* _DATA PROVIDED_:
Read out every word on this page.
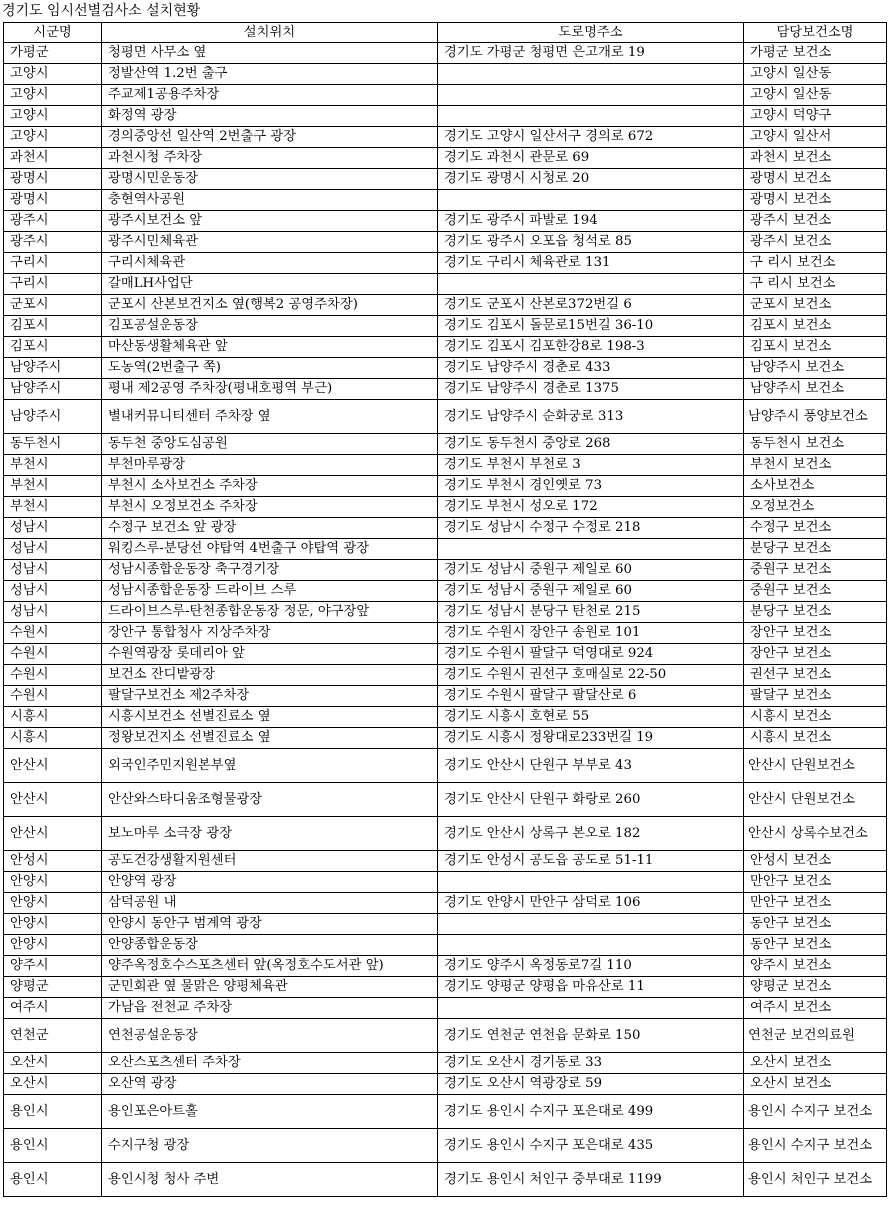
경기도 임시선별검사소 설치현황
시군명	설치위치	도로명주소	담당보건소명
가평군	청평면 사무소 옆	경기도 가평군 청평면 은고개로 19	가평군 보건소
고양시	정발산역 1.2번 출구		고양시 일산동
고양시	주교제1공용주차장		고양시 일산동
고양시	화정역 광장		고양시 덕양구
고양시	경의중앙선 일산역 2번출구 광장	경기도 고양시 일산서구 경의로 672	고양시 일산서
과천시	과천시청 주차장	경기도 과천시 관문로 69	과천시 보건소
광명시	광명시민운동장	경기도 광명시 시청로 20	광명시 보건소
광명시	충현역사공원		광명시 보건소
광주시	광주시보건소 앞	경기도 광주시 파발로 194	광주시 보건소
광주시	광주시민체육관	경기도 광주시 오포읍 청석로 85	광주시 보건소
구리시	구리시체육관	경기도 구리시 체육관로 131	구 리시 보건소
구리시	갈매LH사업단		구 리시 보건소
군포시	군포시 산본보건지소 옆(행복2 공영주차장)	경기도 군포시 산본로372번길 6	군포시 보건소
김포시	김포공설운동장	경기도 김포시 돌문로15번길 36-10	김포시 보건소
김포시	마산동생활체육관 앞	경기도 김포시 김포한강8로 198-3	김포시 보건소
남양주시	도농역(2번출구 쪽)	경기도 남양주시 경춘로 433	남양주시 보건소
남양주시	평내 제2공영 주차장(평내호평역 부근)	경기도 남양주시 경춘로 1375	남양주시 보건소
남양주시	별내커뮤니티센터 주차장 옆	경기도 남양주시 순화궁로 313	남양주시 풍양보건소
동두천시	동두천 중앙도심공원	경기도 동두천시 중앙로 268	동두천시 보건소
부천시	부천마루광장	경기도 부천시 부천로 3	부천시 보건소
부천시	부천시 소사보건소 주차장	경기도 부천시 경인옛로 73	소사보건소
부천시	부천시 오정보건소 주차장	경기도 부천시 성오로 172	오정보건소
성남시	수정구 보건소 앞 광장	경기도 성남시 수정구 수정로 218	수정구 보건소
성남시	워킹스루-분당선 야탑역 4번출구 야탑역 광장		분당구 보건소
성남시	성남시종합운동장 축구경기장	경기도 성남시 중원구 제일로 60	중원구 보건소
성남시	성남시종합운동장 드라이브 스루	경기도 성남시 중원구 제일로 60	중원구 보건소
성남시	드라이브스루-탄천종합운동장 정문, 야구장앞	경기도 성남시 분당구 탄천로 215	분당구 보건소
수원시	장안구 통합청사 지상주차장	경기도 수원시 장안구 송원로 101	장안구 보건소
수원시	수원역광장 롯데리아 앞	경기도 수원시 팔달구 덕영대로 924	장안구 보건소
수원시	보건소 잔디밭광장	경기도 수원시 권선구 호매실로 22-50	권선구 보건소
수원시	팔달구보건소 제2주차장	경기도 수원시 팔달구 팔달산로 6	팔달구 보건소
시흥시	시흥시보건소 선별진료소 옆	경기도 시흥시 호현로 55	시흥시 보건소
시흥시	정왕보건지소 선별진료소 옆	경기도 시흥시 정왕대로233번길 19	시흥시 보건소
안산시	외국인주민지원본부옆	경기도 안산시 단원구 부부로 43	안산시 단원보건소
안산시	안산와스타디움조형물광장	경기도 안산시 단원구 화랑로 260	안산시 단원보건소
안산시	보노마루 소극장 광장	경기도 안산시 상록구 본오로 182	안산시 상록수보건소
안성시	공도건강생활지원센터	경기도 안성시 공도읍 공도로 51-11	안성시 보건소
안양시	안양역 광장		만안구 보건소
안양시	삼덕공원 내	경기도 안양시 만안구 삼덕로 106	만안구 보건소
안양시	안양시 동안구 범계역 광장		동안구 보건소
안양시	안양종합운동장		동안구 보건소
양주시	양주옥정호수스포츠센터 앞(옥정호수도서관 앞)	경기도 양주시 옥정동로7길 110	양주시 보건소
양평군	군민회관 옆 물맑은 양평체육관	경기도 양평군 양평읍 마유산로 11	양평군 보건소
여주시	가남읍 전천교 주차장		여주시 보건소
연천군	연천공설운동장	경기도 연천군 연천읍 문화로 150	연천군 보건의료원
오산시	오산스포츠센터 주차장	경기도 오산시 경기동로 33	오산시 보건소
오산시	오산역 광장	경기도 오산시 역광장로 59	오산시 보건소
용인시	용인포은아트홀	경기도 용인시 수지구 포은대로 499	용인시 수지구 보건소
용인시	수지구청 광장	경기도 용인시 수지구 포은대로 435	용인시 수지구 보건소
용인시	용인시청 청사 주변	경기도 용인시 처인구 중부대로 1199	용인시 처인구 보건소
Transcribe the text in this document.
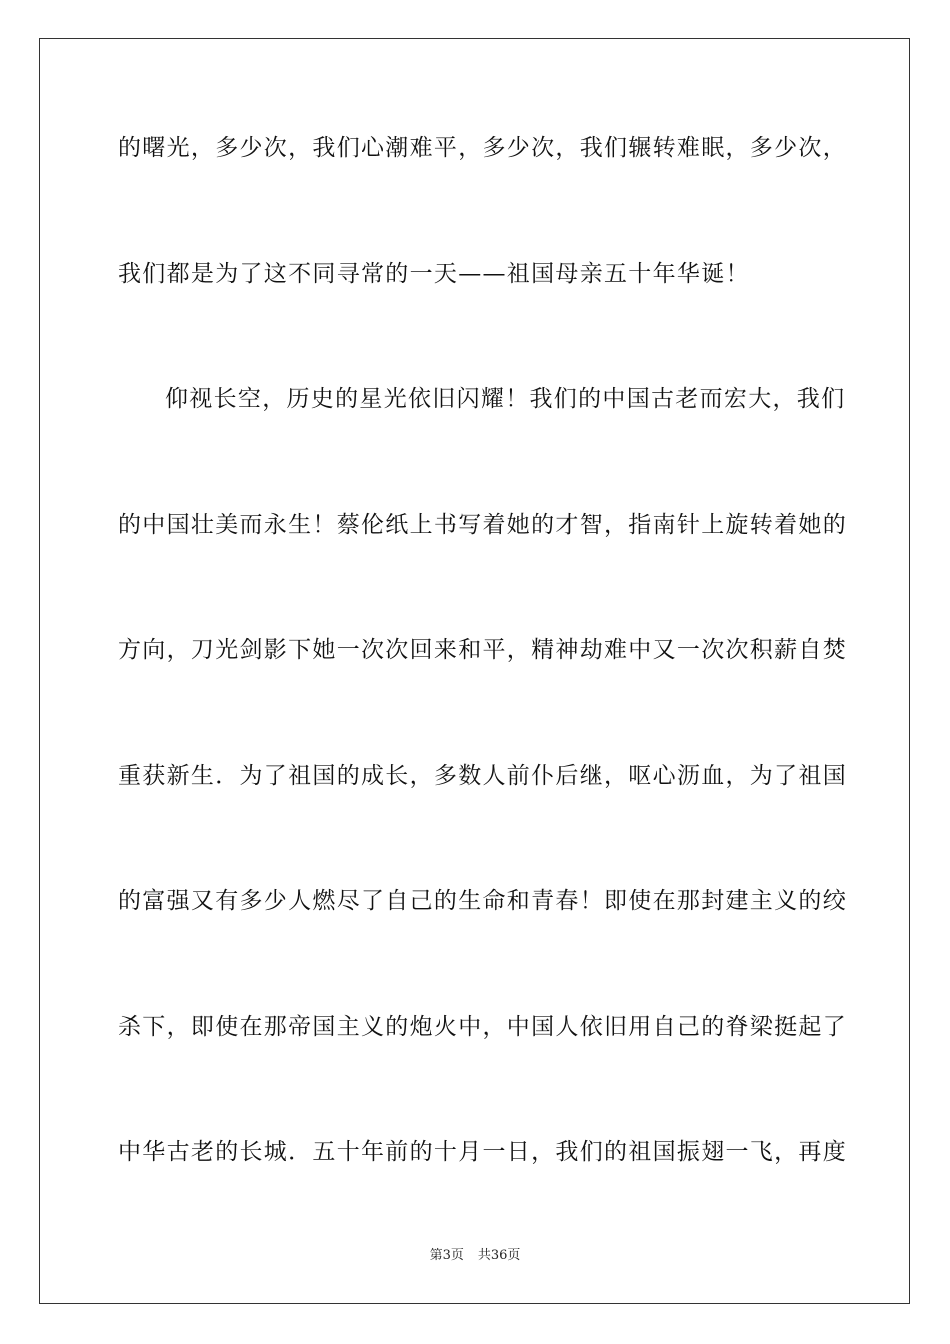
的曙光，多少次，我们心潮难平，多少次，我们辗转难眠，多少次，
我们都是为了这不同寻常的一天——祖国母亲五十年华诞！
仰视长空，历史的星光依旧闪耀！我们的中国古老而宏大，我们
的中国壮美而永生！蔡伦纸上书写着她的才智，指南针上旋转着她的
方向，刀光剑影下她一次次回来和平，精神劫难中又一次次积薪自焚
重获新生．为了祖国的成长，多数人前仆后继，呕心沥血，为了祖国
的富强又有多少人燃尽了自己的生命和青春！即使在那封建主义的绞
杀下，即使在那帝国主义的炮火中，中国人依旧用自己的脊梁挺起了
中华古老的长城．五十年前的十月一日，我们的祖国振翅一飞，再度
第3页 共36页
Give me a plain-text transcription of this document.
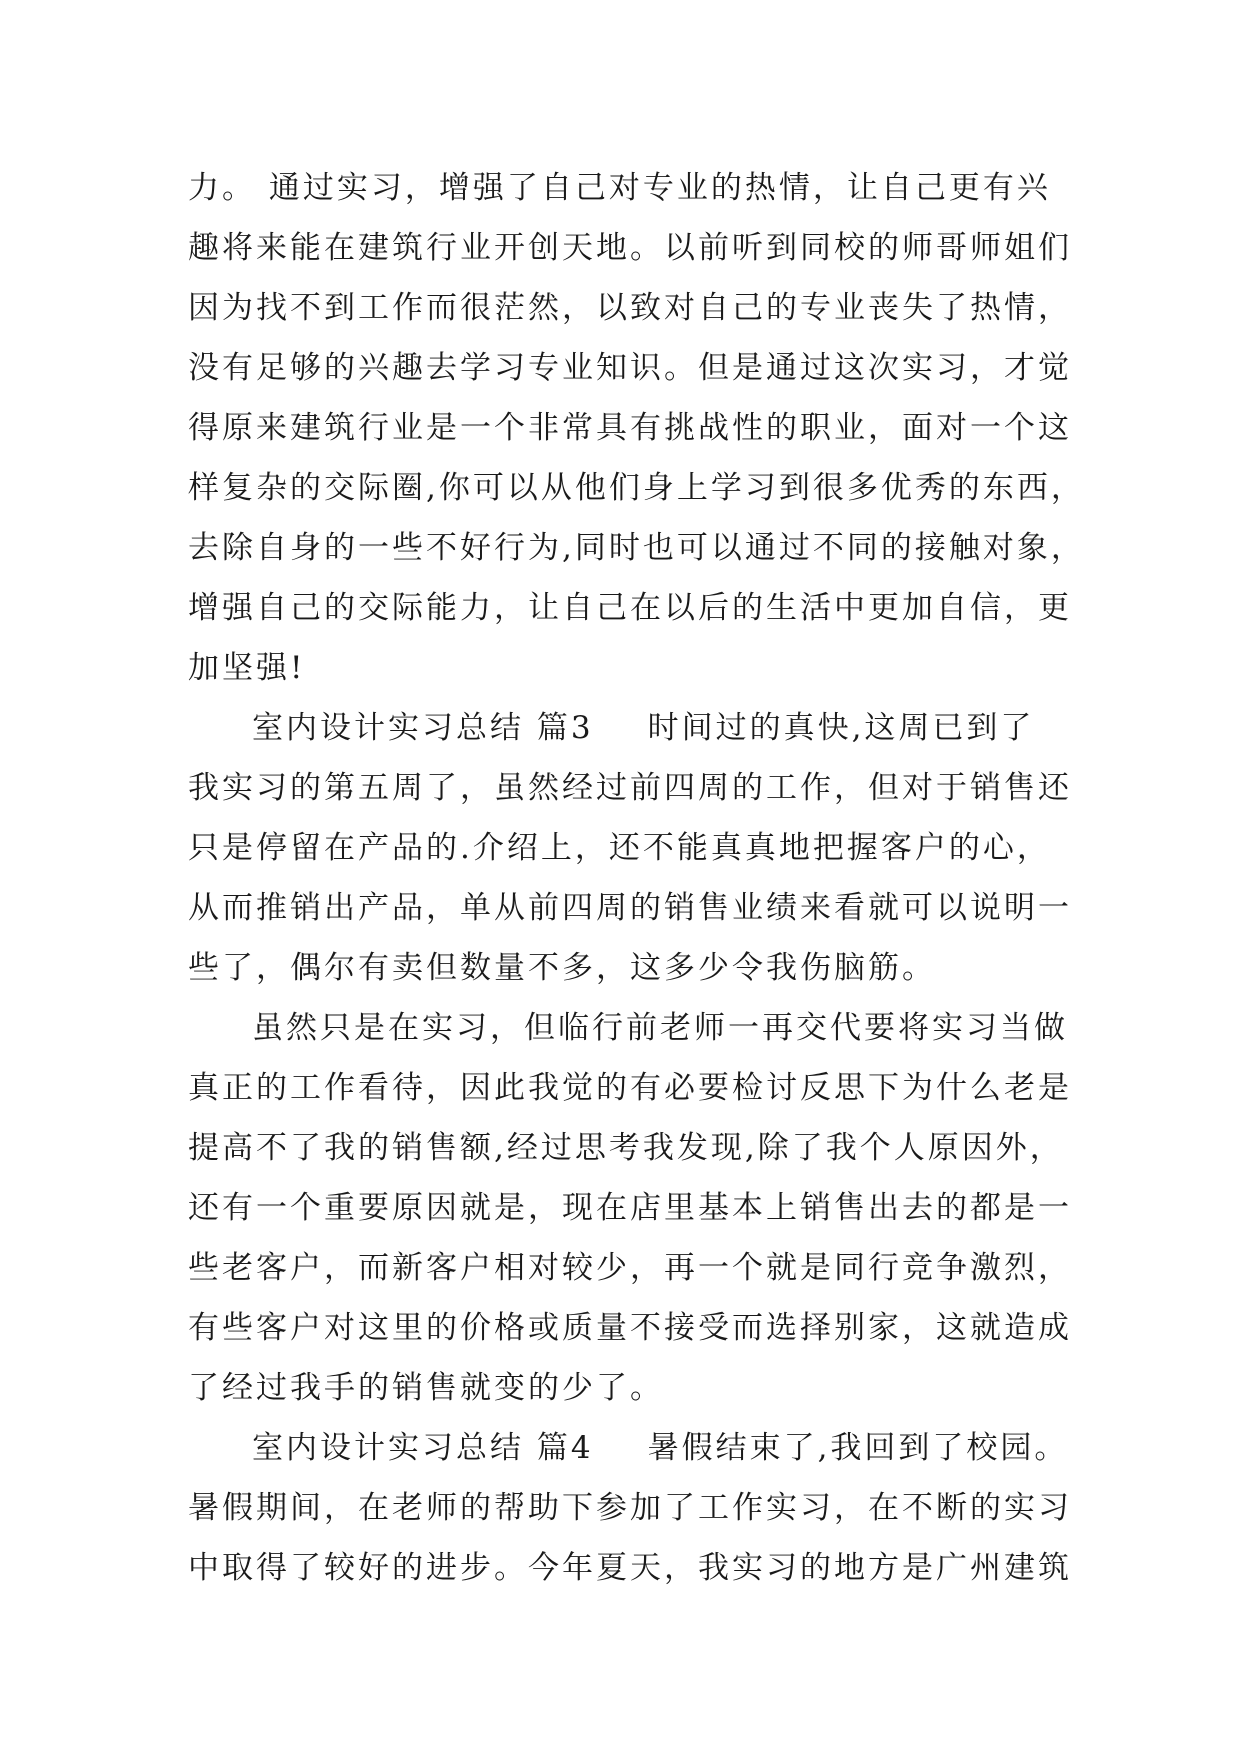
力。 通过实习，增强了自己对专业的热情，让自己更有兴
趣将来能在建筑行业开创天地。以前听到同校的师哥师姐们
因为找不到工作而很茫然，以致对自己的专业丧失了热情，
没有足够的兴趣去学习专业知识。但是通过这次实习，才觉
得原来建筑行业是一个非常具有挑战性的职业，面对一个这
样复杂的交际圈,你可以从他们身上学习到很多优秀的东西，
去除自身的一些不好行为,同时也可以通过不同的接触对象，
增强自己的交际能力，让自己在以后的生活中更加自信，更
加坚强!
室内设计实习总结 篇3 时间过的真快,这周已到了
我实习的第五周了，虽然经过前四周的工作，但对于销售还
只是停留在产品的.介绍上，还不能真真地把握客户的心，
从而推销出产品，单从前四周的销售业绩来看就可以说明一
些了，偶尔有卖但数量不多，这多少令我伤脑筋。
虽然只是在实习，但临行前老师一再交代要将实习当做
真正的工作看待，因此我觉的有必要检讨反思下为什么老是
提高不了我的销售额,经过思考我发现,除了我个人原因外，
还有一个重要原因就是，现在店里基本上销售出去的都是一
些老客户，而新客户相对较少，再一个就是同行竞争激烈，
有些客户对这里的价格或质量不接受而选择别家，这就造成
了经过我手的销售就变的少了。
室内设计实习总结 篇4 暑假结束了,我回到了校园。
暑假期间，在老师的帮助下参加了工作实习，在不断的实习
中取得了较好的进步。今年夏天，我实习的地方是广州建筑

* _EXERCISE OBJECTIVE_: List every line above that holds the word "室内设计实习总结".

* _EXERCISE RESPONSE_:
室内设计实习总结 篇3 时间过的真快,这周已到了
室内设计实习总结 篇4 暑假结束了,我回到了校园。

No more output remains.